_Prompt_
Print every entry, word for word, and skip the images.
>> Begin Material shown
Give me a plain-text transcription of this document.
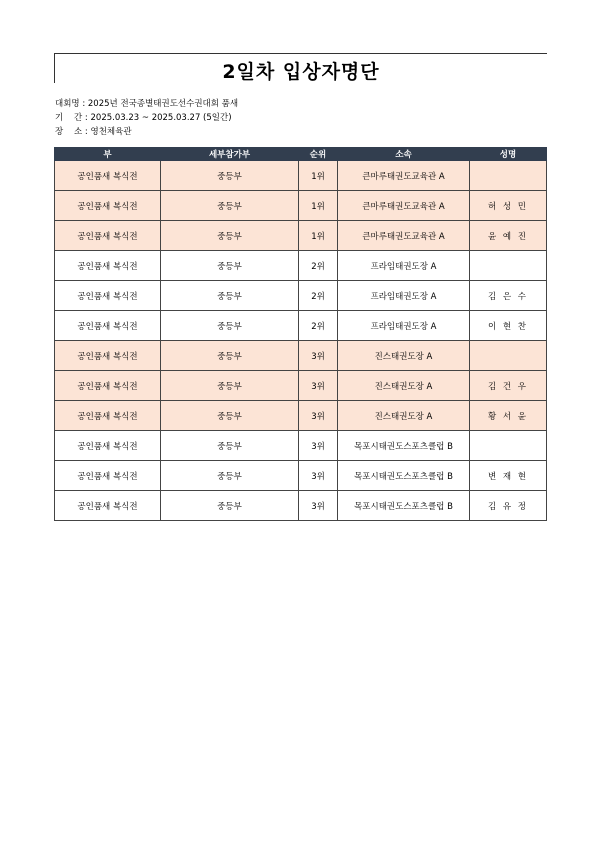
2일차 입상자명단
대회명 : 2025년 전국종별태권도선수권대회 품새
기    간 : 2025.03.23 ~ 2025.03.27 (5일간)
장    소 : 영천체육관
부	세부참가부	순위	소속	성명
공인품새 복식전	중등부	1위	큰마루태권도교육관 A	
공인품새 복식전	중등부	1위	큰마루태권도교육관 A	허 성 민
공인품새 복식전	중등부	1위	큰마루태권도교육관 A	윤 예 진
공인품새 복식전	중등부	2위	프라임태권도장 A	
공인품새 복식전	중등부	2위	프라임태권도장 A	김 은 수
공인품새 복식전	중등부	2위	프라임태권도장 A	이 현 찬
공인품새 복식전	중등부	3위	진스태권도장 A	
공인품새 복식전	중등부	3위	진스태권도장 A	김 건 우
공인품새 복식전	중등부	3위	진스태권도장 A	황 서 윤
공인품새 복식전	중등부	3위	목포시태권도스포츠클럽 B	
공인품새 복식전	중등부	3위	목포시태권도스포츠클럽 B	변 재 현
공인품새 복식전	중등부	3위	목포시태권도스포츠클럽 B	김 유 정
>> End Material shown
_Finished answer_
Give me a plain-text transcription of this document.
2일차 입상자명단
대회명 : 2025년 전국종별태권도선수권대회 품새
기    간 : 2025.03.23 ~ 2025.03.27 (5일간)
장    소 : 영천체육관
부	세부참가부	순위	소속	성명
공인품새 복식전	중등부	1위	큰마루태권도교육관 A	
공인품새 복식전	중등부	1위	큰마루태권도교육관 A	허 성 민
공인품새 복식전	중등부	1위	큰마루태권도교육관 A	윤 예 진
공인품새 복식전	중등부	2위	프라임태권도장 A	
공인품새 복식전	중등부	2위	프라임태권도장 A	김 은 수
공인품새 복식전	중등부	2위	프라임태권도장 A	이 현 찬
공인품새 복식전	중등부	3위	진스태권도장 A	
공인품새 복식전	중등부	3위	진스태권도장 A	김 건 우
공인품새 복식전	중등부	3위	진스태권도장 A	황 서 윤
공인품새 복식전	중등부	3위	목포시태권도스포츠클럽 B	
공인품새 복식전	중등부	3위	목포시태권도스포츠클럽 B	변 재 현
공인품새 복식전	중등부	3위	목포시태권도스포츠클럽 B	김 유 정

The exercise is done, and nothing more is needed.